━━━ MATERIALS PROVIDED ━━━
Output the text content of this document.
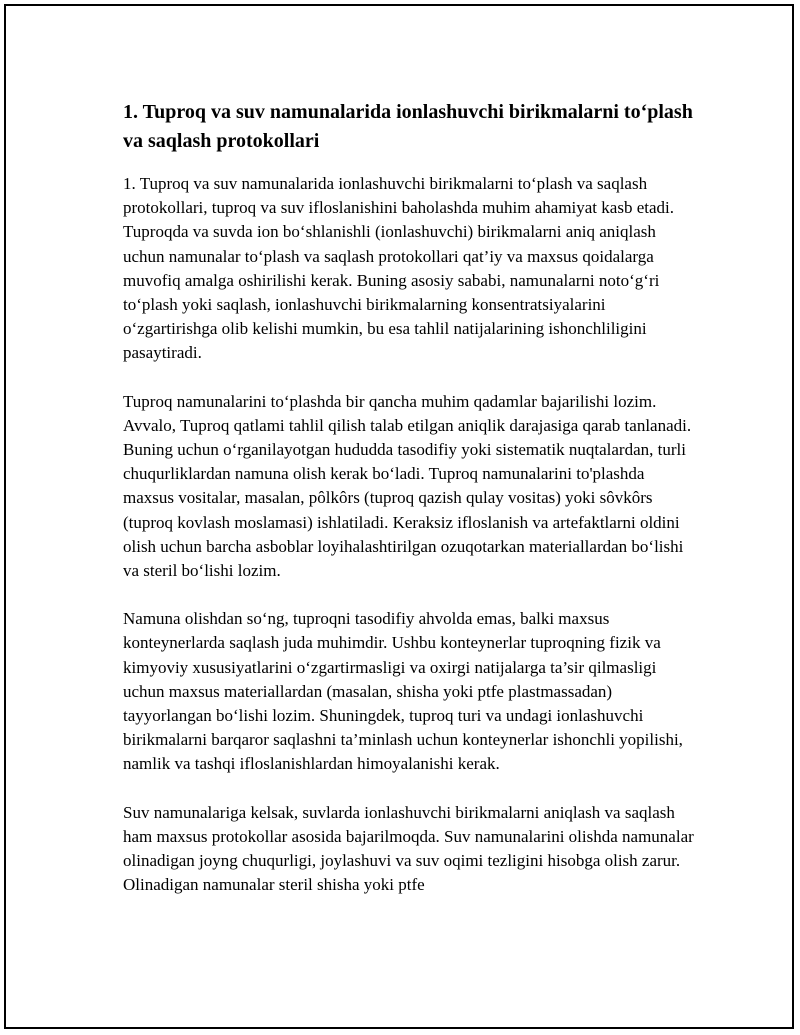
1. Tuproq va suv namunalarida ionlashuvchi birikmalarni to‘plash va saqlash protokollari

1. Tuproq va suv namunalarida ionlashuvchi birikmalarni to‘plash va saqlash protokollari, tuproq va suv ifloslanishini baholashda muhim ahamiyat kasb etadi. Tuproqda va suvda ion bo‘shlanishli (ionlashuvchi) birikmalarni aniq aniqlash uchun namunalar to‘plash va saqlash protokollari qat’iy va maxsus qoidalarga muvofiq amalga oshirilishi kerak. Buning asosiy sababi, namunalarni noto‘g‘ri to‘plash yoki saqlash, ionlashuvchi birikmalarning konsentratsiyalarini o‘zgartirishga olib kelishi mumkin, bu esa tahlil natijalarining ishonchliligini pasaytiradi.

Tuproq namunalarini to‘plashda bir qancha muhim qadamlar bajarilishi lozim. Avvalo, Tuproq qatlami tahlil qilish talab etilgan aniqlik darajasiga qarab tanlanadi. Buning uchun o‘rganilayotgan hududda tasodifiy yoki sistematik nuqtalardan, turli chuqurliklardan namuna olish kerak bo‘ladi. Tuproq namunalarini to'plashda maxsus vositalar, masalan, pôlkôrs (tuproq qazish qulay vositas) yoki sôvkôrs (tuproq kovlash moslamasi) ishlatiladi. Keraksiz ifloslanish va artefaktlarni oldini olish uchun barcha asboblar loyihalashtirilgan ozuqotarkan materiallardan bo‘lishi va steril bo‘lishi lozim.

Namuna olishdan so‘ng, tuproqni tasodifiy ahvolda emas, balki maxsus konteynerlarda saqlash juda muhimdir. Ushbu konteynerlar tuproqning fizik va kimyoviy xususiyatlarini o‘zgartirmasligi va oxirgi natijalarga ta’sir qilmasligi uchun maxsus materiallardan (masalan, shisha yoki ptfe plastmassadan) tayyorlangan bo‘lishi lozim. Shuningdek, tuproq turi va undagi ionlashuvchi birikmalarni barqaror saqlashni ta’minlash uchun konteynerlar ishonchli yopilishi, namlik va tashqi ifloslanishlardan himoyalanishi kerak.

Suv namunalariga kelsak, suvlarda ionlashuvchi birikmalarni aniqlash va saqlash ham maxsus protokollar asosida bajarilmoqda. Suv namunalarini olishda namunalar olinadigan joyng chuqurligi, joylashuvi va suv oqimi tezligini hisobga olish zarur. Olinadigan namunalar steril shisha yoki ptfe
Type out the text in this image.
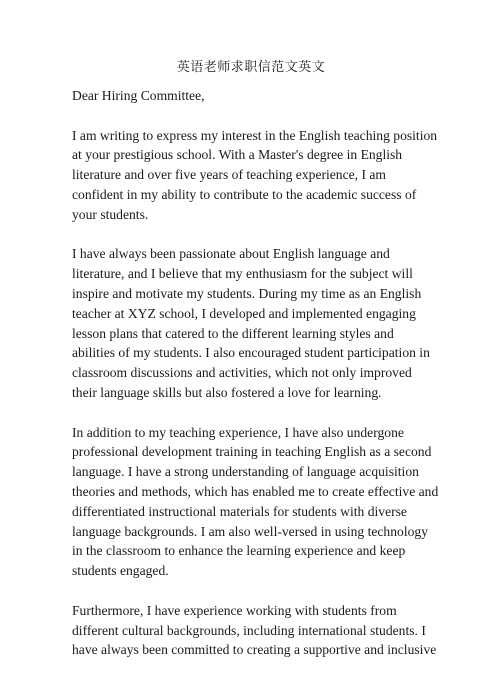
英语老师求职信范文英文

Dear Hiring Committee,

I am writing to express my interest in the English teaching position
at your prestigious school. With a Master's degree in English
literature and over five years of teaching experience, I am
confident in my ability to contribute to the academic success of
your students.

I have always been passionate about English language and
literature, and I believe that my enthusiasm for the subject will
inspire and motivate my students. During my time as an English
teacher at XYZ school, I developed and implemented engaging
lesson plans that catered to the different learning styles and
abilities of my students. I also encouraged student participation in
classroom discussions and activities, which not only improved
their language skills but also fostered a love for learning.

In addition to my teaching experience, I have also undergone
professional development training in teaching English as a second
language. I have a strong understanding of language acquisition
theories and methods, which has enabled me to create effective and
differentiated instructional materials for students with diverse
language backgrounds. I am also well-versed in using technology
in the classroom to enhance the learning experience and keep
students engaged.

Furthermore, I have experience working with students from
different cultural backgrounds, including international students. I
have always been committed to creating a supportive and inclusive
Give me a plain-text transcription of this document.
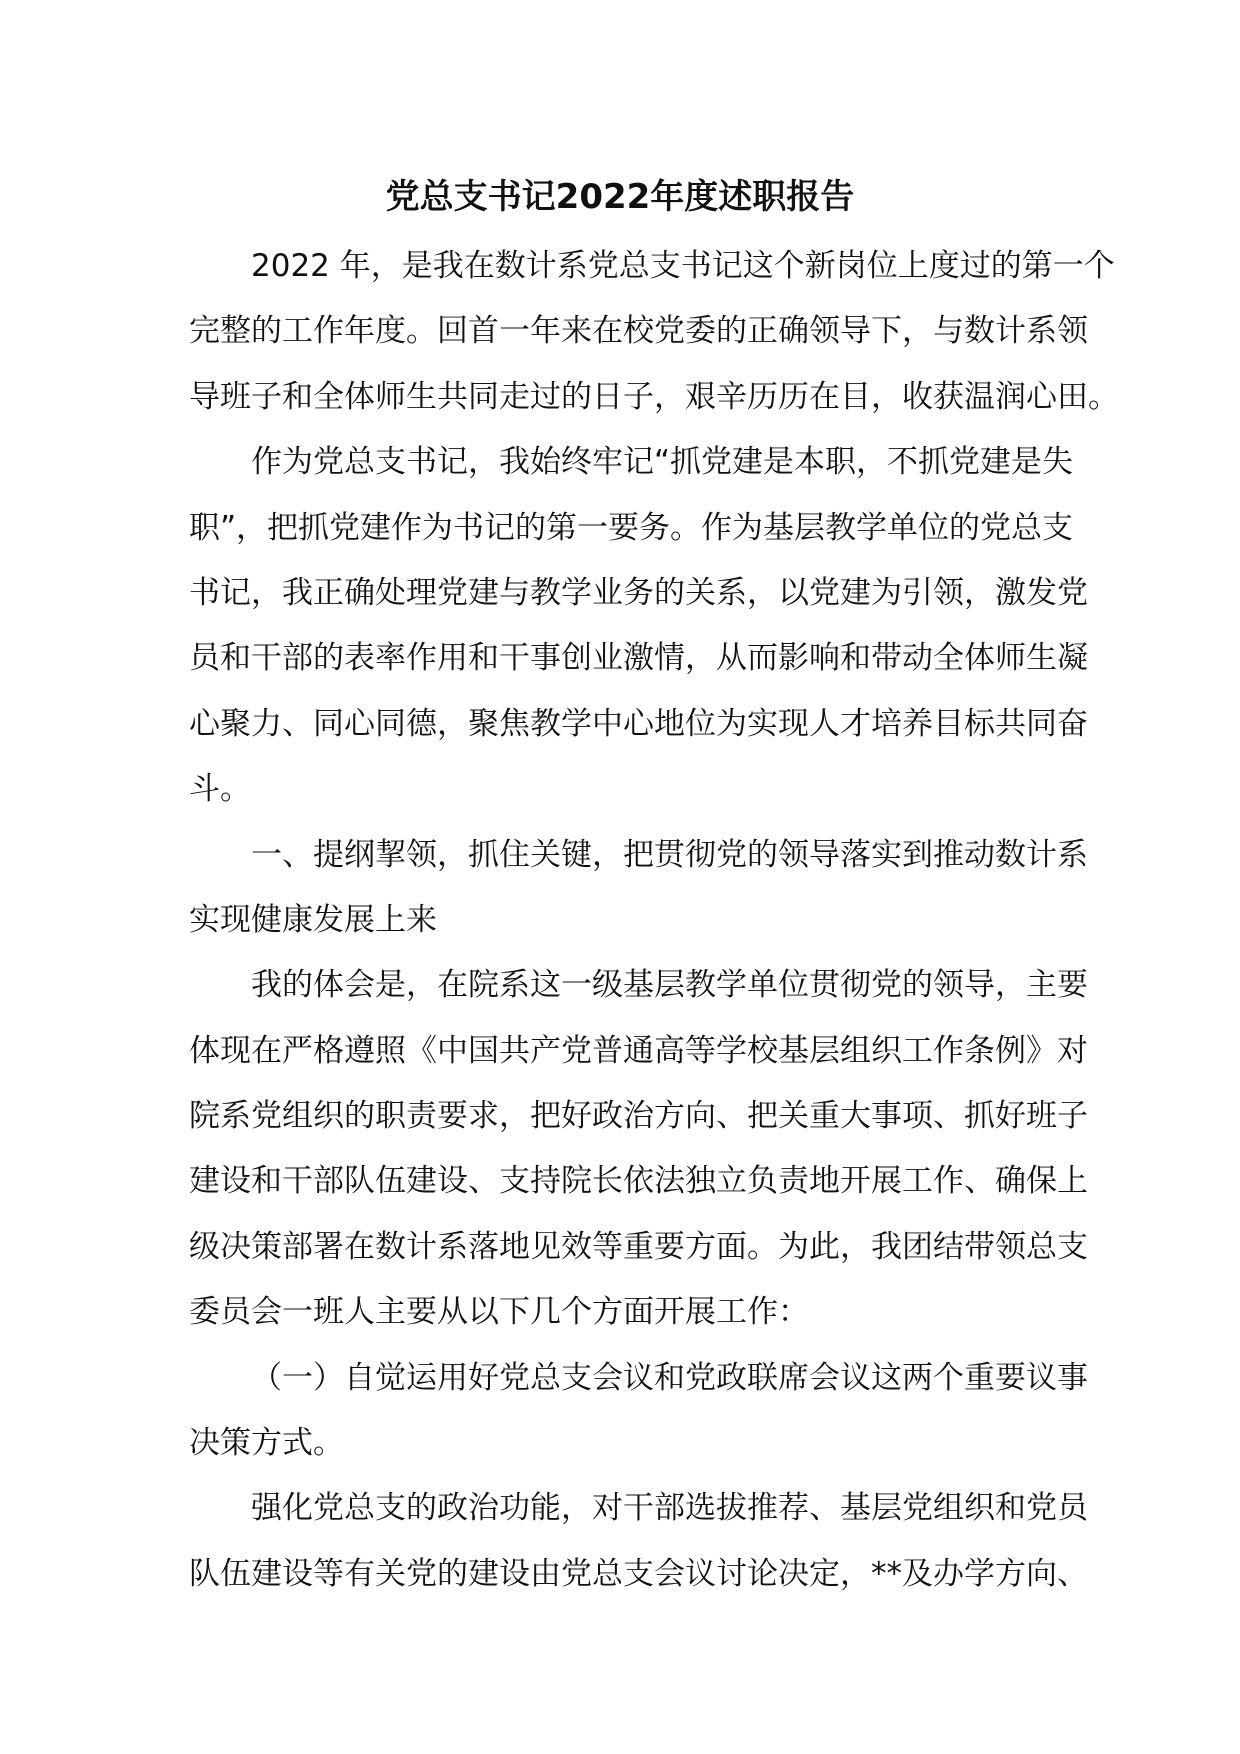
党总支书记2022年度述职报告
2022 年，是我在数计系党总支书记这个新岗位上度过的第一个
完整的工作年度。回首一年来在校党委的正确领导下，与数计系领
导班子和全体师生共同走过的日子，艰辛历历在目，收获温润心田。
作为党总支书记，我始终牢记“抓党建是本职，不抓党建是失
职”，把抓党建作为书记的第一要务。作为基层教学单位的党总支
书记，我正确处理党建与教学业务的关系，以党建为引领，激发党
员和干部的表率作用和干事创业激情，从而影响和带动全体师生凝
心聚力、同心同德，聚焦教学中心地位为实现人才培养目标共同奋
斗。
一、提纲挈领，抓住关键，把贯彻党的领导落实到推动数计系
实现健康发展上来
我的体会是，在院系这一级基层教学单位贯彻党的领导，主要
体现在严格遵照《中国共产党普通高等学校基层组织工作条例》对
院系党组织的职责要求，把好政治方向、把关重大事项、抓好班子
建设和干部队伍建设、支持院长依法独立负责地开展工作、确保上
级决策部署在数计系落地见效等重要方面。为此，我团结带领总支
委员会一班人主要从以下几个方面开展工作：
（一）自觉运用好党总支会议和党政联席会议这两个重要议事
决策方式。
强化党总支的政治功能，对干部选拔推荐、基层党组织和党员
队伍建设等有关党的建设由党总支会议讨论决定，**及办学方向、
━━━
EXERCISE: Each entry should be repeated exactly as it appears; the pictures stay out.

WRITTEN ANSWER:
Output the text content of this document.
1. Tuproq va suv namunalarida ionlashuvchi birikmalarni to‘plash va saqlash protokollari

1. Tuproq va suv namunalarida ionlashuvchi birikmalarni to‘plash va saqlash protokollari, tuproq va suv ifloslanishini baholashda muhim ahamiyat kasb etadi. Tuproqda va suvda ion bo‘shlanishli (ionlashuvchi) birikmalarni aniq aniqlash uchun namunalar to‘plash va saqlash protokollari qat’iy va maxsus qoidalarga muvofiq amalga oshirilishi kerak. Buning asosiy sababi, namunalarni noto‘g‘ri to‘plash yoki saqlash, ionlashuvchi birikmalarning konsentratsiyalarini o‘zgartirishga olib kelishi mumkin, bu esa tahlil natijalarining ishonchliligini pasaytiradi.

Tuproq namunalarini to‘plashda bir qancha muhim qadamlar bajarilishi lozim. Avvalo, Tuproq qatlami tahlil qilish talab etilgan aniqlik darajasiga qarab tanlanadi. Buning uchun o‘rganilayotgan hududda tasodifiy yoki sistematik nuqtalardan, turli chuqurliklardan namuna olish kerak bo‘ladi. Tuproq namunalarini to'plashda maxsus vositalar, masalan, pôlkôrs (tuproq qazish qulay vositas) yoki sôvkôrs (tuproq kovlash moslamasi) ishlatiladi. Keraksiz ifloslanish va artefaktlarni oldini olish uchun barcha asboblar loyihalashtirilgan ozuqotarkan materiallardan bo‘lishi va steril bo‘lishi lozim.

Namuna olishdan so‘ng, tuproqni tasodifiy ahvolda emas, balki maxsus konteynerlarda saqlash juda muhimdir. Ushbu konteynerlar tuproqning fizik va kimyoviy xususiyatlarini o‘zgartirmasligi va oxirgi natijalarga ta’sir qilmasligi uchun maxsus materiallardan (masalan, shisha yoki ptfe plastmassadan) tayyorlangan bo‘lishi lozim. Shuningdek, tuproq turi va undagi ionlashuvchi birikmalarni barqaror saqlashni ta’minlash uchun konteynerlar ishonchli yopilishi, namlik va tashqi ifloslanishlardan himoyalanishi kerak.

Suv namunalariga kelsak, suvlarda ionlashuvchi birikmalarni aniqlash va saqlash ham maxsus protokollar asosida bajarilmoqda. Suv namunalarini olishda namunalar olinadigan joyng chuqurligi, joylashuvi va suv oqimi tezligini hisobga olish zarur. Olinadigan namunalar steril shisha yoki ptfe
Type out the text in this image.
英语老师求职信范文英文

Dear Hiring Committee,

I am writing to express my interest in the English teaching position
at your prestigious school. With a Master's degree in English
literature and over five years of teaching experience, I am
confident in my ability to contribute to the academic success of
your students.

I have always been passionate about English language and
literature, and I believe that my enthusiasm for the subject will
inspire and motivate my students. During my time as an English
teacher at XYZ school, I developed and implemented engaging
lesson plans that catered to the different learning styles and
abilities of my students. I also encouraged student participation in
classroom discussions and activities, which not only improved
their language skills but also fostered a love for learning.

In addition to my teaching experience, I have also undergone
professional development training in teaching English as a second
language. I have a strong understanding of language acquisition
theories and methods, which has enabled me to create effective and
differentiated instructional materials for students with diverse
language backgrounds. I am also well-versed in using technology
in the classroom to enhance the learning experience and keep
students engaged.

Furthermore, I have experience working with students from
different cultural backgrounds, including international students. I
have always been committed to creating a supportive and inclusive
Give me a plain-text transcription of this document.
党总支书记2022年度述职报告
2022 年，是我在数计系党总支书记这个新岗位上度过的第一个
完整的工作年度。回首一年来在校党委的正确领导下，与数计系领
导班子和全体师生共同走过的日子，艰辛历历在目，收获温润心田。
作为党总支书记，我始终牢记“抓党建是本职，不抓党建是失
职”，把抓党建作为书记的第一要务。作为基层教学单位的党总支
书记，我正确处理党建与教学业务的关系，以党建为引领，激发党
员和干部的表率作用和干事创业激情，从而影响和带动全体师生凝
心聚力、同心同德，聚焦教学中心地位为实现人才培养目标共同奋
斗。
一、提纲挈领，抓住关键，把贯彻党的领导落实到推动数计系
实现健康发展上来
我的体会是，在院系这一级基层教学单位贯彻党的领导，主要
体现在严格遵照《中国共产党普通高等学校基层组织工作条例》对
院系党组织的职责要求，把好政治方向、把关重大事项、抓好班子
建设和干部队伍建设、支持院长依法独立负责地开展工作、确保上
级决策部署在数计系落地见效等重要方面。为此，我团结带领总支
委员会一班人主要从以下几个方面开展工作：
（一）自觉运用好党总支会议和党政联席会议这两个重要议事
决策方式。
强化党总支的政治功能，对干部选拔推荐、基层党组织和党员
队伍建设等有关党的建设由党总支会议讨论决定，**及办学方向、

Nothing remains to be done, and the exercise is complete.